# start of Information provided
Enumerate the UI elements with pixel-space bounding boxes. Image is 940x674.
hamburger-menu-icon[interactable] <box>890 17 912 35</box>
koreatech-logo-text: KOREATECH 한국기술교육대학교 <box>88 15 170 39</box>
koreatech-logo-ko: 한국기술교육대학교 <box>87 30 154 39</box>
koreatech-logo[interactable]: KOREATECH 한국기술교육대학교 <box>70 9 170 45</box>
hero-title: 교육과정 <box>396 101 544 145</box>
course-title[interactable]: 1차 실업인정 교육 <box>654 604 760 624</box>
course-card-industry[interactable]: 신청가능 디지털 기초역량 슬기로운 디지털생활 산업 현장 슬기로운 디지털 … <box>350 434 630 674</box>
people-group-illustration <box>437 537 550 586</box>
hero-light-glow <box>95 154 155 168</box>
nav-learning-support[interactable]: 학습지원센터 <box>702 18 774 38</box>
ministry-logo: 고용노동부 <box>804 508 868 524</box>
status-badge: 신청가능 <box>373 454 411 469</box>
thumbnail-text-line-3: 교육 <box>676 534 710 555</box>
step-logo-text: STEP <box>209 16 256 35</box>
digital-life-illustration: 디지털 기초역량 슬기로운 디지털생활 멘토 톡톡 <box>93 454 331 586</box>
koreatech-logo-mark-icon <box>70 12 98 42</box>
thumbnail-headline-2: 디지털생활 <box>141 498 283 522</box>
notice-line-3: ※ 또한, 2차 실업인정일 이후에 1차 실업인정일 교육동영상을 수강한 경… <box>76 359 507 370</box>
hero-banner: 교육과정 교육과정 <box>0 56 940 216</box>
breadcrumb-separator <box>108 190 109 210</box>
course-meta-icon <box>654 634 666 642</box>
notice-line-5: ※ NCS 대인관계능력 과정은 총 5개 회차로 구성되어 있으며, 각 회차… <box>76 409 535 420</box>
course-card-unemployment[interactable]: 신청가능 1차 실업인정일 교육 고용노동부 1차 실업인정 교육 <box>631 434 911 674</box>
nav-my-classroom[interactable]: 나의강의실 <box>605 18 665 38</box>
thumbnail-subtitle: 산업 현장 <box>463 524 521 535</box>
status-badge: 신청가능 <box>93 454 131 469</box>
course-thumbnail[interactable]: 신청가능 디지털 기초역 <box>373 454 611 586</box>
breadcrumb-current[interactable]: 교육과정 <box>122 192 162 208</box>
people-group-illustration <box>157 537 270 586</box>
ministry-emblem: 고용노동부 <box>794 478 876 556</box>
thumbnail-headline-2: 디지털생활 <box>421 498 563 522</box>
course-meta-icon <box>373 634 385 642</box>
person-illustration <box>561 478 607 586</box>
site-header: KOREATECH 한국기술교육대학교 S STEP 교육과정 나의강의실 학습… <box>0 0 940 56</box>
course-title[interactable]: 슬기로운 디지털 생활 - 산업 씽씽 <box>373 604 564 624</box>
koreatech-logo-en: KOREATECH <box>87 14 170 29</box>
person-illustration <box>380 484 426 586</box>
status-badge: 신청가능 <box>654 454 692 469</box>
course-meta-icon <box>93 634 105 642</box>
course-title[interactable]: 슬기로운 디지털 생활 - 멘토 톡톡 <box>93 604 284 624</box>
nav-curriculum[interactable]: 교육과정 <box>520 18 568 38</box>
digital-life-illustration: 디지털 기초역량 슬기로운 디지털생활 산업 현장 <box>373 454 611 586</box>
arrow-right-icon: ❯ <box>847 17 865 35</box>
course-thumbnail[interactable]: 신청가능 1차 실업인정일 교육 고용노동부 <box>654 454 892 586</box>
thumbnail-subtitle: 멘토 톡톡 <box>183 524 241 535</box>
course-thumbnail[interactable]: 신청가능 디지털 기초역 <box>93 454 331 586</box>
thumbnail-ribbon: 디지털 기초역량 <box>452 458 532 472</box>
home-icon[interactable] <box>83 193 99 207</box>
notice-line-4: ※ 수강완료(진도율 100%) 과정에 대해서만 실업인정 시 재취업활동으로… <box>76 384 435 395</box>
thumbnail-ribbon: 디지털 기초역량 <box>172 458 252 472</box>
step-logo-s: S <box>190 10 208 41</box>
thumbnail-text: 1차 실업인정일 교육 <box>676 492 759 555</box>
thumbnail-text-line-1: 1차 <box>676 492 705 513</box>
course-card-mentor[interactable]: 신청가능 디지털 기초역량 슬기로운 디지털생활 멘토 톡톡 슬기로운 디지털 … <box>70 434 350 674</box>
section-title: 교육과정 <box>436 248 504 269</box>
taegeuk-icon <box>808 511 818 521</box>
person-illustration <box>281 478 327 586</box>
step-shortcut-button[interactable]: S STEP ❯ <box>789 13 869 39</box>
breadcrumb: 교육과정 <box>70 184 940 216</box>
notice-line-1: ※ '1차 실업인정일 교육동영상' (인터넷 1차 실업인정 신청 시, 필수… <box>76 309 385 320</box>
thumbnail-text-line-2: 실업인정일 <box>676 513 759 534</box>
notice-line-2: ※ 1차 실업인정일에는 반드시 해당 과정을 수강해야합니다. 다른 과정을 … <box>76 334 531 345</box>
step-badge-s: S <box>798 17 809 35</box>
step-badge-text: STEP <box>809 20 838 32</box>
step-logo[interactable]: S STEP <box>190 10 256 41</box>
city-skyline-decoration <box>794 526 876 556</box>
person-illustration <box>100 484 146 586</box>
# end of Information provided
### Exercise aim
Please repeat the records word for word, starting at their first line and ending at the line that contains "notice-line-5: ※ NCS", with both of those lines included.

### Finished exercise
Enumerate the UI elements with pixel-space bounding boxes. Image is 940x674.
hamburger-menu-icon[interactable] <box>890 17 912 35</box>
koreatech-logo-text: KOREATECH 한국기술교육대학교 <box>88 15 170 39</box>
koreatech-logo-ko: 한국기술교육대학교 <box>87 30 154 39</box>
koreatech-logo[interactable]: KOREATECH 한국기술교육대학교 <box>70 9 170 45</box>
hero-title: 교육과정 <box>396 101 544 145</box>
course-title[interactable]: 1차 실업인정 교육 <box>654 604 760 624</box>
course-card-industry[interactable]: 신청가능 디지털 기초역량 슬기로운 디지털생활 산업 현장 슬기로운 디지털 … <box>350 434 630 674</box>
people-group-illustration <box>437 537 550 586</box>
hero-light-glow <box>95 154 155 168</box>
nav-learning-support[interactable]: 학습지원센터 <box>702 18 774 38</box>
ministry-logo: 고용노동부 <box>804 508 868 524</box>
status-badge: 신청가능 <box>373 454 411 469</box>
thumbnail-text-line-3: 교육 <box>676 534 710 555</box>
step-logo-text: STEP <box>209 16 256 35</box>
digital-life-illustration: 디지털 기초역량 슬기로운 디지털생활 멘토 톡톡 <box>93 454 331 586</box>
koreatech-logo-mark-icon <box>70 12 98 42</box>
thumbnail-headline-2: 디지털생활 <box>141 498 283 522</box>
notice-line-3: ※ 또한, 2차 실업인정일 이후에 1차 실업인정일 교육동영상을 수강한 경… <box>76 359 507 370</box>
hero-banner: 교육과정 교육과정 <box>0 56 940 216</box>
breadcrumb-separator <box>108 190 109 210</box>
course-meta-icon <box>654 634 666 642</box>
notice-line-5: ※ NCS 대인관계능력 과정은 총 5개 회차로 구성되어 있으며, 각 회차… <box>76 409 535 420</box>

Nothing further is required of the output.